* Start MATERIALS PROVIDED *

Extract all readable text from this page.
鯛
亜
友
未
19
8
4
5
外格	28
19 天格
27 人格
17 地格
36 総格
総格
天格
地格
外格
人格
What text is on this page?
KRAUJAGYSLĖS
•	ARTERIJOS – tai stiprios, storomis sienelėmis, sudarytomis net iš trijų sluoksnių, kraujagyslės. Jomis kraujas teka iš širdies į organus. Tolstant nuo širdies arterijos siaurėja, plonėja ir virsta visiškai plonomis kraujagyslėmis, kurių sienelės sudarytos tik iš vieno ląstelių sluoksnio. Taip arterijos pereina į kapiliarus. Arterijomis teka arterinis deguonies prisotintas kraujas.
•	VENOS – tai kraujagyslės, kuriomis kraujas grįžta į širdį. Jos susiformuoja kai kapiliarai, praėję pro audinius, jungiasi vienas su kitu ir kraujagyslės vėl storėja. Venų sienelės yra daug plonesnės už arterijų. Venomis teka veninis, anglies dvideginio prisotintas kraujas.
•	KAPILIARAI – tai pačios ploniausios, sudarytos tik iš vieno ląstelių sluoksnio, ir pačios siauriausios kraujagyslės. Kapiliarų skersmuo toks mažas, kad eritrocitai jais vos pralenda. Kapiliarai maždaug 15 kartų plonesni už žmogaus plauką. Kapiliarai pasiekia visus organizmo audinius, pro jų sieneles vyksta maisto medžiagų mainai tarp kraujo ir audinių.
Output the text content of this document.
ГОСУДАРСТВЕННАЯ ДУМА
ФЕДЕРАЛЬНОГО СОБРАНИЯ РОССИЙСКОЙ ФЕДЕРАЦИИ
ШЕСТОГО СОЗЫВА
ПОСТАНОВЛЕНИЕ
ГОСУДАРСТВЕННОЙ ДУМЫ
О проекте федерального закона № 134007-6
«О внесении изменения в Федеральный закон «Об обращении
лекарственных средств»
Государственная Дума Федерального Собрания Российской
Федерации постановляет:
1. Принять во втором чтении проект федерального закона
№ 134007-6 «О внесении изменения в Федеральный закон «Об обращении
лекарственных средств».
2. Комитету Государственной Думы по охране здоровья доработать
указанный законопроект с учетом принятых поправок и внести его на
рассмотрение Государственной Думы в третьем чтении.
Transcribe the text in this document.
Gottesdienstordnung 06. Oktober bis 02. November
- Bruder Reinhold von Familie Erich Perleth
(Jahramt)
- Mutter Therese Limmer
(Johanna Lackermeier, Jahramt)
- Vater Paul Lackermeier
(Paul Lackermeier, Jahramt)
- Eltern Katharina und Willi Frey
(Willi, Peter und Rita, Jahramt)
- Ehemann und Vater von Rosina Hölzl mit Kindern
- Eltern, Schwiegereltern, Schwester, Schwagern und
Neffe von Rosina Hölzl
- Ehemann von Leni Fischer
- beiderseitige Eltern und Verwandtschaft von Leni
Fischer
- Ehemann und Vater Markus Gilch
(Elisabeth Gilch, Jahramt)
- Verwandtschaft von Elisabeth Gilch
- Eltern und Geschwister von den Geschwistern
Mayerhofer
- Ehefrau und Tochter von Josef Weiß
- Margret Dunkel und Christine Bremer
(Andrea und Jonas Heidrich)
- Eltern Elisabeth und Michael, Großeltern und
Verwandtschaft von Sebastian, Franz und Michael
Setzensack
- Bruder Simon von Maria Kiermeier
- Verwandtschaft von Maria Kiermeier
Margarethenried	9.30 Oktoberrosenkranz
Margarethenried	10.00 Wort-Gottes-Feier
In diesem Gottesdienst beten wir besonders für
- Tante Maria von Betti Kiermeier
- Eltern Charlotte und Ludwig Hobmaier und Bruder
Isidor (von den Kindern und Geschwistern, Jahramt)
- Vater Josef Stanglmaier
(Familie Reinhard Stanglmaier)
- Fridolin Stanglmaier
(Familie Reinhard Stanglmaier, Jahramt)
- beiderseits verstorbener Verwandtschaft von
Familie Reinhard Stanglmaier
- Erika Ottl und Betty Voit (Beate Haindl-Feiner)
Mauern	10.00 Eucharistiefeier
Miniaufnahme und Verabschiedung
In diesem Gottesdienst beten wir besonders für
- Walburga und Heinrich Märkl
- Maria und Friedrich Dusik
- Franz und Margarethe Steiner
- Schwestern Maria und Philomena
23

* End MATERIALS PROVIDED *

WHAT YOU SHOULD DO
Copy out the full listing exactly.

EXERCISE ANSWER
Extract all readable text from this page.
鯛
亜
友
未
19
8
4
5
外格	28
19 天格
27 人格
17 地格
36 総格
総格
天格
地格
外格
人格
What text is on this page?
KRAUJAGYSLĖS
•	ARTERIJOS – tai stiprios, storomis sienelėmis, sudarytomis net iš trijų sluoksnių, kraujagyslės. Jomis kraujas teka iš širdies į organus. Tolstant nuo širdies arterijos siaurėja, plonėja ir virsta visiškai plonomis kraujagyslėmis, kurių sienelės sudarytos tik iš vieno ląstelių sluoksnio. Taip arterijos pereina į kapiliarus. Arterijomis teka arterinis deguonies prisotintas kraujas.
•	VENOS – tai kraujagyslės, kuriomis kraujas grįžta į širdį. Jos susiformuoja kai kapiliarai, praėję pro audinius, jungiasi vienas su kitu ir kraujagyslės vėl storėja. Venų sienelės yra daug plonesnės už arterijų. Venomis teka veninis, anglies dvideginio prisotintas kraujas.
•	KAPILIARAI – tai pačios ploniausios, sudarytos tik iš vieno ląstelių sluoksnio, ir pačios siauriausios kraujagyslės. Kapiliarų skersmuo toks mažas, kad eritrocitai jais vos pralenda. Kapiliarai maždaug 15 kartų plonesni už žmogaus plauką. Kapiliarai pasiekia visus organizmo audinius, pro jų sieneles vyksta maisto medžiagų mainai tarp kraujo ir audinių.
Output the text content of this document.
ГОСУДАРСТВЕННАЯ ДУМА
ФЕДЕРАЛЬНОГО СОБРАНИЯ РОССИЙСКОЙ ФЕДЕРАЦИИ
ШЕСТОГО СОЗЫВА
ПОСТАНОВЛЕНИЕ
ГОСУДАРСТВЕННОЙ ДУМЫ
О проекте федерального закона № 134007-6
«О внесении изменения в Федеральный закон «Об обращении
лекарственных средств»
Государственная Дума Федерального Собрания Российской
Федерации постановляет:
1. Принять во втором чтении проект федерального закона
№ 134007-6 «О внесении изменения в Федеральный закон «Об обращении
лекарственных средств».
2. Комитету Государственной Думы по охране здоровья доработать
указанный законопроект с учетом принятых поправок и внести его на
рассмотрение Государственной Думы в третьем чтении.
Transcribe the text in this document.
Gottesdienstordnung 06. Oktober bis 02. November
- Bruder Reinhold von Familie Erich Perleth
(Jahramt)
- Mutter Therese Limmer
(Johanna Lackermeier, Jahramt)
- Vater Paul Lackermeier
(Paul Lackermeier, Jahramt)
- Eltern Katharina und Willi Frey
(Willi, Peter und Rita, Jahramt)
- Ehemann und Vater von Rosina Hölzl mit Kindern
- Eltern, Schwiegereltern, Schwester, Schwagern und
Neffe von Rosina Hölzl
- Ehemann von Leni Fischer
- beiderseitige Eltern und Verwandtschaft von Leni
Fischer
- Ehemann und Vater Markus Gilch
(Elisabeth Gilch, Jahramt)
- Verwandtschaft von Elisabeth Gilch
- Eltern und Geschwister von den Geschwistern
Mayerhofer
- Ehefrau und Tochter von Josef Weiß
- Margret Dunkel und Christine Bremer
(Andrea und Jonas Heidrich)
- Eltern Elisabeth und Michael, Großeltern und
Verwandtschaft von Sebastian, Franz und Michael
Setzensack
- Bruder Simon von Maria Kiermeier
- Verwandtschaft von Maria Kiermeier
Margarethenried	9.30 Oktoberrosenkranz
Margarethenried	10.00 Wort-Gottes-Feier
In diesem Gottesdienst beten wir besonders für
- Tante Maria von Betti Kiermeier
- Eltern Charlotte und Ludwig Hobmaier und Bruder
Isidor (von den Kindern und Geschwistern, Jahramt)
- Vater Josef Stanglmaier
(Familie Reinhard Stanglmaier)
- Fridolin Stanglmaier
(Familie Reinhard Stanglmaier, Jahramt)
- beiderseits verstorbener Verwandtschaft von
Familie Reinhard Stanglmaier
- Erika Ottl und Betty Voit (Beate Haindl-Feiner)
Mauern	10.00 Eucharistiefeier
Miniaufnahme und Verabschiedung
In diesem Gottesdienst beten wir besonders für
- Walburga und Heinrich Märkl
- Maria und Friedrich Dusik
- Franz und Margarethe Steiner
- Schwestern Maria und Philomena
23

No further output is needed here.